# Problem details:
Repeat every record below exactly as it appears.

BEGIN Given records

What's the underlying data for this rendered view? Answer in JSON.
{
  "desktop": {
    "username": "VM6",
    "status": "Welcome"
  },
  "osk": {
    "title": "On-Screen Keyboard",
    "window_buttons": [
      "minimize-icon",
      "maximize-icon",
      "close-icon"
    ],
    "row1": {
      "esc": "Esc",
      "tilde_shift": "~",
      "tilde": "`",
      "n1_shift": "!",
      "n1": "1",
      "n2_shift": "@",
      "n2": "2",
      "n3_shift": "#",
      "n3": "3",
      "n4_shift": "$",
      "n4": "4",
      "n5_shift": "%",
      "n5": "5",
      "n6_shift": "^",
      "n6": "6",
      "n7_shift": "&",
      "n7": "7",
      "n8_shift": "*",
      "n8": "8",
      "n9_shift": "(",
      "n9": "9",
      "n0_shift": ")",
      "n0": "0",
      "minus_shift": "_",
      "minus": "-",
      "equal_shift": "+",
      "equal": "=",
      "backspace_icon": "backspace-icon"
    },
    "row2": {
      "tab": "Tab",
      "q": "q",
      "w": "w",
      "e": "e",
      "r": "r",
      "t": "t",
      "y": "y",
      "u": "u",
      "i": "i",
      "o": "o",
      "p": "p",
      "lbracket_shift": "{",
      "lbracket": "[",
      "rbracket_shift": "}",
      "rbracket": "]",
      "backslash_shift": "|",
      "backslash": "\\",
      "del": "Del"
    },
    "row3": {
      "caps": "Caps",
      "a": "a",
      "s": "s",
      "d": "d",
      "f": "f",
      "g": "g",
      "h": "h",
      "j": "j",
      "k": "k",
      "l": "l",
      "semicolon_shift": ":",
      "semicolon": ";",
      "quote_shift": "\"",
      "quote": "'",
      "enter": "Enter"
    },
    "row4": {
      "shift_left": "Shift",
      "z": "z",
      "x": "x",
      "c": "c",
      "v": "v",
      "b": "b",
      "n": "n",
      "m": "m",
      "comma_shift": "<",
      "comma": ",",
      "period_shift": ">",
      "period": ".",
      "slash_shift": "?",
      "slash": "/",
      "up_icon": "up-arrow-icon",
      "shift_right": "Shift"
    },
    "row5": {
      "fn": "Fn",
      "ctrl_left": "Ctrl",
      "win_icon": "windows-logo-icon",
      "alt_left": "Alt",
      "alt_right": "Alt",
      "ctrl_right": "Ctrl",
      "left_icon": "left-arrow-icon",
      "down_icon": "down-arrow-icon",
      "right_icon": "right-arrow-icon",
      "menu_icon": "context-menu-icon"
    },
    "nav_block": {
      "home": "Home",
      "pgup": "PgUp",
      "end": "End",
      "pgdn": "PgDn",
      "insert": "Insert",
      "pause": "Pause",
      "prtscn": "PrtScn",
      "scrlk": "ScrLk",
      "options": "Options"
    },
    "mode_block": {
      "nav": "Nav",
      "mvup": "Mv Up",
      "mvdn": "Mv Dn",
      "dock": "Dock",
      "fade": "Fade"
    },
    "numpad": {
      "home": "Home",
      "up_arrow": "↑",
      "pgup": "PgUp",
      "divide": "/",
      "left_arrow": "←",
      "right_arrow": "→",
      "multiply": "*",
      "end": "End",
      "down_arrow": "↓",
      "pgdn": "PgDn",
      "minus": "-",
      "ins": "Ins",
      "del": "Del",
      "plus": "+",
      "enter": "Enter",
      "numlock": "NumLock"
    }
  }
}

END Given records

# Output for this task:
What's the underlying data for this rendered view? Answer in JSON.
{
  "desktop": {
    "username": "VM6",
    "status": "Welcome"
  },
  "osk": {
    "title": "On-Screen Keyboard",
    "window_buttons": [
      "minimize-icon",
      "maximize-icon",
      "close-icon"
    ],
    "row1": {
      "esc": "Esc",
      "tilde_shift": "~",
      "tilde": "`",
      "n1_shift": "!",
      "n1": "1",
      "n2_shift": "@",
      "n2": "2",
      "n3_shift": "#",
      "n3": "3",
      "n4_shift": "$",
      "n4": "4",
      "n5_shift": "%",
      "n5": "5",
      "n6_shift": "^",
      "n6": "6",
      "n7_shift": "&",
      "n7": "7",
      "n8_shift": "*",
      "n8": "8",
      "n9_shift": "(",
      "n9": "9",
      "n0_shift": ")",
      "n0": "0",
      "minus_shift": "_",
      "minus": "-",
      "equal_shift": "+",
      "equal": "=",
      "backspace_icon": "backspace-icon"
    },
    "row2": {
      "tab": "Tab",
      "q": "q",
      "w": "w",
      "e": "e",
      "r": "r",
      "t": "t",
      "y": "y",
      "u": "u",
      "i": "i",
      "o": "o",
      "p": "p",
      "lbracket_shift": "{",
      "lbracket": "[",
      "rbracket_shift": "}",
      "rbracket": "]",
      "backslash_shift": "|",
      "backslash": "\\",
      "del": "Del"
    },
    "row3": {
      "caps": "Caps",
      "a": "a",
      "s": "s",
      "d": "d",
      "f": "f",
      "g": "g",
      "h": "h",
      "j": "j",
      "k": "k",
      "l": "l",
      "semicolon_shift": ":",
      "semicolon": ";",
      "quote_shift": "\"",
      "quote": "'",
      "enter": "Enter"
    },
    "row4": {
      "shift_left": "Shift",
      "z": "z",
      "x": "x",
      "c": "c",
      "v": "v",
      "b": "b",
      "n": "n",
      "m": "m",
      "comma_shift": "<",
      "comma": ",",
      "period_shift": ">",
      "period": ".",
      "slash_shift": "?",
      "slash": "/",
      "up_icon": "up-arrow-icon",
      "shift_right": "Shift"
    },
    "row5": {
      "fn": "Fn",
      "ctrl_left": "Ctrl",
      "win_icon": "windows-logo-icon",
      "alt_left": "Alt",
      "alt_right": "Alt",
      "ctrl_right": "Ctrl",
      "left_icon": "left-arrow-icon",
      "down_icon": "down-arrow-icon",
      "right_icon": "right-arrow-icon",
      "menu_icon": "context-menu-icon"
    },
    "nav_block": {
      "home": "Home",
      "pgup": "PgUp",
      "end": "End",
      "pgdn": "PgDn",
      "insert": "Insert",
      "pause": "Pause",
      "prtscn": "PrtScn",
      "scrlk": "ScrLk",
      "options": "Options"
    },
    "mode_block": {
      "nav": "Nav",
      "mvup": "Mv Up",
      "mvdn": "Mv Dn",
      "dock": "Dock",
      "fade": "Fade"
    },
    "numpad": {
      "home": "Home",
      "up_arrow": "↑",
      "pgup": "PgUp",
      "divide": "/",
      "left_arrow": "←",
      "right_arrow": "→",
      "multiply": "*",
      "end": "End",
      "down_arrow": "↓",
      "pgdn": "PgDn",
      "minus": "-",
      "ins": "Ins",
      "del": "Del",
      "plus": "+",
      "enter": "Enter",
      "numlock": "NumLock"
    }
  }
}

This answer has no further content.